DATA TO PROCESS →
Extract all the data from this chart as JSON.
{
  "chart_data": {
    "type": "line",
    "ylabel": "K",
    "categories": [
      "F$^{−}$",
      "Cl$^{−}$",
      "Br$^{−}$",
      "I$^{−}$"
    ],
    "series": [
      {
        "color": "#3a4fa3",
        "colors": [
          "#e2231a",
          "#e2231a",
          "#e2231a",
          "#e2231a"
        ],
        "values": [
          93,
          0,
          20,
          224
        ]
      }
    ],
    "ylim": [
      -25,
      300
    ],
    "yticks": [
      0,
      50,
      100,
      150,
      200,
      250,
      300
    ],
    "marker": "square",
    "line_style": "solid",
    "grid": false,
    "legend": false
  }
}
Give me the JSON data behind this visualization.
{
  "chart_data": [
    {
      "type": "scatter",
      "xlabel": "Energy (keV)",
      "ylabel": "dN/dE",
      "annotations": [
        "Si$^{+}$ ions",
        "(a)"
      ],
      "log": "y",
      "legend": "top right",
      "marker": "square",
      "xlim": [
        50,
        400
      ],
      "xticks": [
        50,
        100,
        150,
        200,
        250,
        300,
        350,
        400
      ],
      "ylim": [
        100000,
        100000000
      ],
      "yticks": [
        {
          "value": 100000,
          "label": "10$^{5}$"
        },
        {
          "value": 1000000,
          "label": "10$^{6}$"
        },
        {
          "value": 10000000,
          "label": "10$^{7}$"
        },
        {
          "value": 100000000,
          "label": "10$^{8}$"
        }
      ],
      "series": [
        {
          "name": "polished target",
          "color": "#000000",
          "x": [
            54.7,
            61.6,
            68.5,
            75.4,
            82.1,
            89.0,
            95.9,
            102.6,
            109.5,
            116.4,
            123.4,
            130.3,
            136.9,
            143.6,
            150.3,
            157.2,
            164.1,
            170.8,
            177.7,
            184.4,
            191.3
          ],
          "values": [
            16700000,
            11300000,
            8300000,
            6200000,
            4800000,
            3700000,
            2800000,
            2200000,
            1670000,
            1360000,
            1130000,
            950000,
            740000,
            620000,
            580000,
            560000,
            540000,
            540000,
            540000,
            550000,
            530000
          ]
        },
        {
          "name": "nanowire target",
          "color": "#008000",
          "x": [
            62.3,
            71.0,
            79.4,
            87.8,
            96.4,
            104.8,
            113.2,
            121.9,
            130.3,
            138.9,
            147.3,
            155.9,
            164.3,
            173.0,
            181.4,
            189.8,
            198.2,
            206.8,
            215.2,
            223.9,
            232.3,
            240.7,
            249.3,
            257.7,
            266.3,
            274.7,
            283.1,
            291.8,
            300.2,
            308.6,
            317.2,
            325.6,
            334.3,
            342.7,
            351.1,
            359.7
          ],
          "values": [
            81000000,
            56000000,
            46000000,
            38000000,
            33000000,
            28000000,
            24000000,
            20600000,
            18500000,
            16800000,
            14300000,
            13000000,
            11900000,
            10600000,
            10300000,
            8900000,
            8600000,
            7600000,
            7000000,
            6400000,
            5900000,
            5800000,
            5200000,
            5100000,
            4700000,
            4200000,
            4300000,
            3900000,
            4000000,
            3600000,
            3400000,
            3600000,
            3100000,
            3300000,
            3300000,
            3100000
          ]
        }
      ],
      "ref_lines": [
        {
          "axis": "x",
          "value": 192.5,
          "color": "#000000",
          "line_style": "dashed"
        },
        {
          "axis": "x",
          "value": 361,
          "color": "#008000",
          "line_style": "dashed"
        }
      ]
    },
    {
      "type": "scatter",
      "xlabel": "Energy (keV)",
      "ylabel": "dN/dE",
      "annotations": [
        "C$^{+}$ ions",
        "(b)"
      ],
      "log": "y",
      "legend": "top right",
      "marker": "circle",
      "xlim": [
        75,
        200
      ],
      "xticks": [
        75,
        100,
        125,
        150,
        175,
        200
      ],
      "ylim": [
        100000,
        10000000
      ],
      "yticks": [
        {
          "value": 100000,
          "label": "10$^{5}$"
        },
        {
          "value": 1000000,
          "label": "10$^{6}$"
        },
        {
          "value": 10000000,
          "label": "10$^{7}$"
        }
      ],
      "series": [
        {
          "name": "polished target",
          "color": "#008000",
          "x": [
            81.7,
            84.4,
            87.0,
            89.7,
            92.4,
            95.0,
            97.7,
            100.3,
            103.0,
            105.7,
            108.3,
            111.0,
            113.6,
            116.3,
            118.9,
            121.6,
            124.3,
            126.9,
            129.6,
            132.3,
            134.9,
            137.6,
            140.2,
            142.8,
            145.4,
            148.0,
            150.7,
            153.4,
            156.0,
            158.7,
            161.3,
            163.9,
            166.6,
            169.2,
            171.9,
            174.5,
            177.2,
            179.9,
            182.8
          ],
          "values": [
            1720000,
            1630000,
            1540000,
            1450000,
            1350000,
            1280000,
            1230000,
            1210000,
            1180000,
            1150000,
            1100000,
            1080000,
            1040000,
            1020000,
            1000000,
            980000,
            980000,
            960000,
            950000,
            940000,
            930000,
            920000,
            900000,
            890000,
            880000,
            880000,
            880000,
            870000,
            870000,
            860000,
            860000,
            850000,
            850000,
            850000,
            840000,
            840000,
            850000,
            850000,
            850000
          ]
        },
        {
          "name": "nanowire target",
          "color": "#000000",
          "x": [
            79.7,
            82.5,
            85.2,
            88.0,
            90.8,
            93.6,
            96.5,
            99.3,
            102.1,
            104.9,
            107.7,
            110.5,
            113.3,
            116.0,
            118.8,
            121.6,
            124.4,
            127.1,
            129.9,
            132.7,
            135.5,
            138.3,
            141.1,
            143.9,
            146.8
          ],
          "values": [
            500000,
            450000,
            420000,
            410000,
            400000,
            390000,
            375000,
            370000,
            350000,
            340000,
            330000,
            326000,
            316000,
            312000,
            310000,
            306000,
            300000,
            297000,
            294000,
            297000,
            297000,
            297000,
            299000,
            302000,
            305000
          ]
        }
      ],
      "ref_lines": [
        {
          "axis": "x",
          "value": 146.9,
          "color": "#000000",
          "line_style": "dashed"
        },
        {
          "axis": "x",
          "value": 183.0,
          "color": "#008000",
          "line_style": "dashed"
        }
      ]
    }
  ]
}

INSTRUCTIONS TO FOLLOW → Copy every line of the listing containing the string "marker".

SOLUTION FOR THIS PROBLEM →
    "marker": "square",
      "marker": "square",
      "marker": "circle",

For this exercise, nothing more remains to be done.